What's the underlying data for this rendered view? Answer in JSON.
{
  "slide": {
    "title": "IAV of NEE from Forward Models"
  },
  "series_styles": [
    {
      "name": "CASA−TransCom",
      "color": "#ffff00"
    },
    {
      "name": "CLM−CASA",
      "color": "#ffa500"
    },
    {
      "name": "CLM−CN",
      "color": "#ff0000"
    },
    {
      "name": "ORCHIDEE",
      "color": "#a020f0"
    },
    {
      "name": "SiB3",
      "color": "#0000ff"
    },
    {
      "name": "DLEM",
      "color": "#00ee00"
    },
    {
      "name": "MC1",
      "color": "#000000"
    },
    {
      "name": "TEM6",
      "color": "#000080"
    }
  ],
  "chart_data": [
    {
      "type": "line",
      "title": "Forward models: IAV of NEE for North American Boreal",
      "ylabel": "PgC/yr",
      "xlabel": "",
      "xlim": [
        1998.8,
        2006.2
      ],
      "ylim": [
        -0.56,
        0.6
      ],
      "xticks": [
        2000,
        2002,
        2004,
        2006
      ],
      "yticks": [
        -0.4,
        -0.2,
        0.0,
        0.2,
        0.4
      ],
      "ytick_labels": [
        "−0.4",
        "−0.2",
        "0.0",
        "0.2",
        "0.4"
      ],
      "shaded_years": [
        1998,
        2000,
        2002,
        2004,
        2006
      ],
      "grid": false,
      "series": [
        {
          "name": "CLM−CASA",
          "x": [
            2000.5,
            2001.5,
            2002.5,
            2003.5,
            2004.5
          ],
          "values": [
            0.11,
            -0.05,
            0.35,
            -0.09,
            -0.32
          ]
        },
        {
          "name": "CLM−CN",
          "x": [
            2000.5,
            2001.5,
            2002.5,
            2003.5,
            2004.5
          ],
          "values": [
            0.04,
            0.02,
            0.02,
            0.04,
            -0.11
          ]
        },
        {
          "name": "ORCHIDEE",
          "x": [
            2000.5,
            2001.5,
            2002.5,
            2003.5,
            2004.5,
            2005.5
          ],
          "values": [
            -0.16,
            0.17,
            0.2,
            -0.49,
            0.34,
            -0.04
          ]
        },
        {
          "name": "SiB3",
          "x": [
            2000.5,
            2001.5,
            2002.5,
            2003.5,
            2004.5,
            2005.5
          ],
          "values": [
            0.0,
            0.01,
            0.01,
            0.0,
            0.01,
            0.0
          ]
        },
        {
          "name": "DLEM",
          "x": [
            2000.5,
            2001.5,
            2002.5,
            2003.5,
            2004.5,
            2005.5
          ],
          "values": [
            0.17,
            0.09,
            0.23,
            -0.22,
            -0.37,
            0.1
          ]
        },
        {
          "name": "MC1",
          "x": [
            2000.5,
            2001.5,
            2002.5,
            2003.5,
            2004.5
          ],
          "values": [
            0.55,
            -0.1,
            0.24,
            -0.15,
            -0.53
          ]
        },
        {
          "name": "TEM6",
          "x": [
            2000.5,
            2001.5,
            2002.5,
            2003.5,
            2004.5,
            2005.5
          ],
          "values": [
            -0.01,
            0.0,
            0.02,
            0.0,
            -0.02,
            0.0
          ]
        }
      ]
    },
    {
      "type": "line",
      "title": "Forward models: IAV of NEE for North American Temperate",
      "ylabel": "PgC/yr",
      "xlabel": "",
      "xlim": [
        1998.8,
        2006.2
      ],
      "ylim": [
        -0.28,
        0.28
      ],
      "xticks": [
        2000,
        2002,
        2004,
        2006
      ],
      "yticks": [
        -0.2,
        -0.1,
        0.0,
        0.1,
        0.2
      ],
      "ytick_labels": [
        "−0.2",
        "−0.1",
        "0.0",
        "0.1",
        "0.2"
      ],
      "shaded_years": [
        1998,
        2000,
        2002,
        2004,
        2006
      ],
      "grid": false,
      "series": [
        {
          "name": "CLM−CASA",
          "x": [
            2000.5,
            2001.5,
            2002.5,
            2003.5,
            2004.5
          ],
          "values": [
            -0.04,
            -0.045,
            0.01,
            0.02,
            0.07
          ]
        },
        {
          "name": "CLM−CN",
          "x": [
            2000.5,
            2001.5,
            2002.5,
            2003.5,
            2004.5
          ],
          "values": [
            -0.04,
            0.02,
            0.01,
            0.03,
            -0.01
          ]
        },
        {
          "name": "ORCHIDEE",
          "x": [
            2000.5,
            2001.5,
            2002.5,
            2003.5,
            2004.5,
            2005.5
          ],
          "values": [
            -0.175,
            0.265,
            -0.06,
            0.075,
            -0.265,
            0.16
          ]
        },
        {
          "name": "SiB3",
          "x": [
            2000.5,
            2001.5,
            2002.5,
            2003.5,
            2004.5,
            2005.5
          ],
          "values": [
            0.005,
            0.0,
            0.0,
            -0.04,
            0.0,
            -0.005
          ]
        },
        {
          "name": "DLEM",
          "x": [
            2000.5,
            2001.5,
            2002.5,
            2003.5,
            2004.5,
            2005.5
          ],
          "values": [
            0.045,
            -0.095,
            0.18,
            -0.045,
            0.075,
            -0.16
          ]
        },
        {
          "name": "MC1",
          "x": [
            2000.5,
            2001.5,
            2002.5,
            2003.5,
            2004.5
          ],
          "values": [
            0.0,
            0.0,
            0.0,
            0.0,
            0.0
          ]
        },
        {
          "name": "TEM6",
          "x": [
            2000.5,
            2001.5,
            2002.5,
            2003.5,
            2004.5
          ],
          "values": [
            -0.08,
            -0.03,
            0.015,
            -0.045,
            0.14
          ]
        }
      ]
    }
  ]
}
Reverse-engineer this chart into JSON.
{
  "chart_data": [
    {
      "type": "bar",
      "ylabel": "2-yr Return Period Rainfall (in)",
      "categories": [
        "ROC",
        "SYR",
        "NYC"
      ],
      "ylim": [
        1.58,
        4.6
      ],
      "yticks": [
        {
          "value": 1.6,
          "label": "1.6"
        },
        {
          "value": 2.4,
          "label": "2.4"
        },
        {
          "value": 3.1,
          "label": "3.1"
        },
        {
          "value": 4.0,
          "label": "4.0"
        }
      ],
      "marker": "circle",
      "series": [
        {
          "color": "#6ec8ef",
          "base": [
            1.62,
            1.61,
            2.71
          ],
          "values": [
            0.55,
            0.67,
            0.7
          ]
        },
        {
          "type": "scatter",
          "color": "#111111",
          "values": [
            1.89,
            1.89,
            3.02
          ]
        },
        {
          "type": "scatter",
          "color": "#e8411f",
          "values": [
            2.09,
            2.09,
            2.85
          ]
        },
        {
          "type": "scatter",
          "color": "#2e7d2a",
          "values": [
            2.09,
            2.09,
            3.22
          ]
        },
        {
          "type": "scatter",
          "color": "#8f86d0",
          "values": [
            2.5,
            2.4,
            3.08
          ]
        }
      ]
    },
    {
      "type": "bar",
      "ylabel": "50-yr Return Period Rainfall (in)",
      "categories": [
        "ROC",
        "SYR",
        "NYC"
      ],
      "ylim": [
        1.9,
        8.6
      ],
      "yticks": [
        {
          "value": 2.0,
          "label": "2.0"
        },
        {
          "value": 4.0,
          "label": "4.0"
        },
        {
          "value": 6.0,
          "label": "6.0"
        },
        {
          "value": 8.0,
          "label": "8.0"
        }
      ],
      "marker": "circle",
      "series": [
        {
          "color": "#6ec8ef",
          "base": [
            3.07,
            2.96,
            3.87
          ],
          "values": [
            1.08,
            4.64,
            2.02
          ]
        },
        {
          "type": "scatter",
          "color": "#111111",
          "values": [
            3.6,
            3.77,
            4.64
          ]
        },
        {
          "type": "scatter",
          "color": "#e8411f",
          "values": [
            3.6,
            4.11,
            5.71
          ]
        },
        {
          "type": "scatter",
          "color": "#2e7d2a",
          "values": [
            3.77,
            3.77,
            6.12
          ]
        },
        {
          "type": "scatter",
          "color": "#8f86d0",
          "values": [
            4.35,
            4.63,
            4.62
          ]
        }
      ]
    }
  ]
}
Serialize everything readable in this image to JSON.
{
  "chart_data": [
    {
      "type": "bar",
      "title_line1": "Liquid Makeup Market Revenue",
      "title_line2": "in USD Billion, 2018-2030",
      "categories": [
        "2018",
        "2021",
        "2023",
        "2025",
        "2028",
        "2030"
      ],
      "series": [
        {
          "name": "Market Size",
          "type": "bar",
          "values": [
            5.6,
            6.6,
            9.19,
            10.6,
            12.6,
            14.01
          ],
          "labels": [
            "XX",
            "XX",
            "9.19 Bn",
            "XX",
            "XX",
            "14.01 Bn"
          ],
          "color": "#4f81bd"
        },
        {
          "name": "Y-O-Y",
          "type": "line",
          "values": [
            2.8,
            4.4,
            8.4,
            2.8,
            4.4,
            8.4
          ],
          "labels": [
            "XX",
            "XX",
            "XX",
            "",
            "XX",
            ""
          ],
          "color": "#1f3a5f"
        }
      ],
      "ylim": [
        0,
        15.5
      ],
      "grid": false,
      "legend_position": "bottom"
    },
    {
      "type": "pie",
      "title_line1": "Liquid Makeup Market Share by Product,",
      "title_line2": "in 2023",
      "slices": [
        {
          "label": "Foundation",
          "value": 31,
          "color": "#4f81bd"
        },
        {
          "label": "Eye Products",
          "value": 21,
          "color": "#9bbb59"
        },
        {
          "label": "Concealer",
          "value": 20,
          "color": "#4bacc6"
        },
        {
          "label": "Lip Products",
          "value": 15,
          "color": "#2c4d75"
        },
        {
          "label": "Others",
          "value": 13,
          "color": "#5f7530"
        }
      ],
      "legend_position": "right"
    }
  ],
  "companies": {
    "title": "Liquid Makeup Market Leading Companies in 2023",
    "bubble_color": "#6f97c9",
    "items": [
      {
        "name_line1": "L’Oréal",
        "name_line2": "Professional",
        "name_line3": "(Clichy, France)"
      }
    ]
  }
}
□ □ □ □
*THE TASK*:
Within the records above, how many lines include the word "JSON"? State the number by itself.

*ANSWER TO THIS PROBLEM*:
3